**Text passage**
--- BEGIN ---

When Toledo City Councilman Pete Gerken decided to run for Lucas County commissioner, he knew he was taking on the board's most senior commissioner and a fellow Democrat.

That decision in December began a contentious year in local politics and led incumbent Commissioner Harry Barlos, a lifelong Democrat, to run as an independent.

The men are fighting for one of two county commissioner seats up for grabs Tuesday. County commissioners, who are paid $78,966 a year, oversee numerous county agencies and services.

Mr. Barlos, 53, has served as the president of the board for the past two of his five years as a commissioner. A longtime resident of Lucas County, Mr. Barlos said he began his work in public service when he was hired as a page in the state capital.




At 25, he ran for a seat in the Ohio House of Representatives. Though he lost, Mr. Barlos said he was hooked on politics.

In 1985, Mr. Barlos was elected mayor of Maumee. Seven years later, he was elected Lucas County's clerk of courts. While serving in that job, Mr. Barlos was appointed to fill a seat on the board of commissioners vacated by Mark Pietrykowski, an attorney who resigned to become a judge on the Ohio 6th District Court of Appeals in Toledo.

--- END ---

**Data listing**
--- BEGIN ---

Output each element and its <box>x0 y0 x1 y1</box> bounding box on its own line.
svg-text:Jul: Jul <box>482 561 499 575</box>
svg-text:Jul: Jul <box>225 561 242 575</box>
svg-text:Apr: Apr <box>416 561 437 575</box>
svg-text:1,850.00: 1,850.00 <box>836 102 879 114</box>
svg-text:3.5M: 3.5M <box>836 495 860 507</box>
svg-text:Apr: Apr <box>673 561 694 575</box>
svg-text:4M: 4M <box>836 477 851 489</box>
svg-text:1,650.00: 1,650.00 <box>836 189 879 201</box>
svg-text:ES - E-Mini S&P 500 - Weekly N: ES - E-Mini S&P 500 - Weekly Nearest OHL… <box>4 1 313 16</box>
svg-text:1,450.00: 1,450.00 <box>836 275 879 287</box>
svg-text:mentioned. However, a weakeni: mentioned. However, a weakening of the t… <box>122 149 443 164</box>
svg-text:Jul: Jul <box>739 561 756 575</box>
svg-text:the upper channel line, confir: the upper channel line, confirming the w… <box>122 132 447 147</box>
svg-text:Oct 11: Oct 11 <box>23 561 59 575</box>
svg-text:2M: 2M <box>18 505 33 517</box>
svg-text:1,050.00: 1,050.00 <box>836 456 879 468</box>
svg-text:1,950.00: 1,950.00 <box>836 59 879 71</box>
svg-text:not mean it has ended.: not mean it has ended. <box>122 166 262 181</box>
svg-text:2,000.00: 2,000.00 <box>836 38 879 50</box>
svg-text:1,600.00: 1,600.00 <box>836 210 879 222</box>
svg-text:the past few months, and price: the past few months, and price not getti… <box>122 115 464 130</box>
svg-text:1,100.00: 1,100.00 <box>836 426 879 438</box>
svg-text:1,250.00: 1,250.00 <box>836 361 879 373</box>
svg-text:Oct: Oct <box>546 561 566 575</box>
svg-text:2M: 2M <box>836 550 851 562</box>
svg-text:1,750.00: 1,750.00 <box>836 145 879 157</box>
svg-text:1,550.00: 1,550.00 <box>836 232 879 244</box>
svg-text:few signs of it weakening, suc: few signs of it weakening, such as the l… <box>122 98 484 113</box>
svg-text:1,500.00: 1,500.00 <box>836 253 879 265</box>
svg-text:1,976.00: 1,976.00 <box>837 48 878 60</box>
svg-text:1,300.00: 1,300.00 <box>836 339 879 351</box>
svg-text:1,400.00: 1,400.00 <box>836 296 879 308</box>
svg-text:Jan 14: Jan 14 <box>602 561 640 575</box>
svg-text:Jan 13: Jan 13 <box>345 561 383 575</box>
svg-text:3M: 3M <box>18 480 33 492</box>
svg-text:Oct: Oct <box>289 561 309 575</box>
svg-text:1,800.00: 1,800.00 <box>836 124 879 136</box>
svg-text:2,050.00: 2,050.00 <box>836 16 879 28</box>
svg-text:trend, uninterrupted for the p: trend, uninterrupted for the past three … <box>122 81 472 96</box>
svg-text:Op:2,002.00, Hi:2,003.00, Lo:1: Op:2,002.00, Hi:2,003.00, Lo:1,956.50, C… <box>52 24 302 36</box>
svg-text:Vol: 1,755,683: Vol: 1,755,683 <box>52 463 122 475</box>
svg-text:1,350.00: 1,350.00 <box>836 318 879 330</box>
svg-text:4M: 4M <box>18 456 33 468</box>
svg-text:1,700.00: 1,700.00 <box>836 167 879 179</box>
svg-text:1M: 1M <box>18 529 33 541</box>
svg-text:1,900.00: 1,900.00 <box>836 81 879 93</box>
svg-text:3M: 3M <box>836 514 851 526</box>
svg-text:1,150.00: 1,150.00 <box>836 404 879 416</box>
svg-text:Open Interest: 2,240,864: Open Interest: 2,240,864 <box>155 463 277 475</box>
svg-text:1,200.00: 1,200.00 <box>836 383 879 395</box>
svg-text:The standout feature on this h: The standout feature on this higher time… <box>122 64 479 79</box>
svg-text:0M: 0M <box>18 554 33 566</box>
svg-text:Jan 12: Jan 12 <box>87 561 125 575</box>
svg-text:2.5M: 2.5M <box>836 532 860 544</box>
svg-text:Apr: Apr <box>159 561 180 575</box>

--- END ---

**Directions**
1. For each statement about the article on the Lucas County commissioner race, answer yes or no and quote the words of the article that decide it: (a) Pete Gerken was a Toledo City Councilman when he decided to run for commissioner; (b) Mr. Barlos won the Ohio House seat he ran for at 25; (c) county commissioners are paid $78,966 a year.
2. Quote the rows word for word, starting with the first line and going on through the line that contains "svg-text:1,450.00: 1,450.00 <box>836".
The article and the rows were taken from unrelated sources.

**Results of the exercise**
1.
(a) Yes: "When Toledo City Councilman Pete Gerken decided to run for Lucas County commissioner"
(b) No: "Though he lost, Mr. Barlos said he was hooked on politics."
(c) Yes: "County commissioners, who are paid $78,966 a year"

2.
Output each element and its <box>x0 y0 x1 y1</box> bounding box on its own line.
svg-text:Jul: Jul <box>482 561 499 575</box>
svg-text:Jul: Jul <box>225 561 242 575</box>
svg-text:Apr: Apr <box>416 561 437 575</box>
svg-text:1,850.00: 1,850.00 <box>836 102 879 114</box>
svg-text:3.5M: 3.5M <box>836 495 860 507</box>
svg-text:Apr: Apr <box>673 561 694 575</box>
svg-text:4M: 4M <box>836 477 851 489</box>
svg-text:1,650.00: 1,650.00 <box>836 189 879 201</box>
svg-text:ES - E-Mini S&P 500 - Weekly N: ES - E-Mini S&P 500 - Weekly Nearest OHL… <box>4 1 313 16</box>
svg-text:1,450.00: 1,450.00 <box>836 275 879 287</box>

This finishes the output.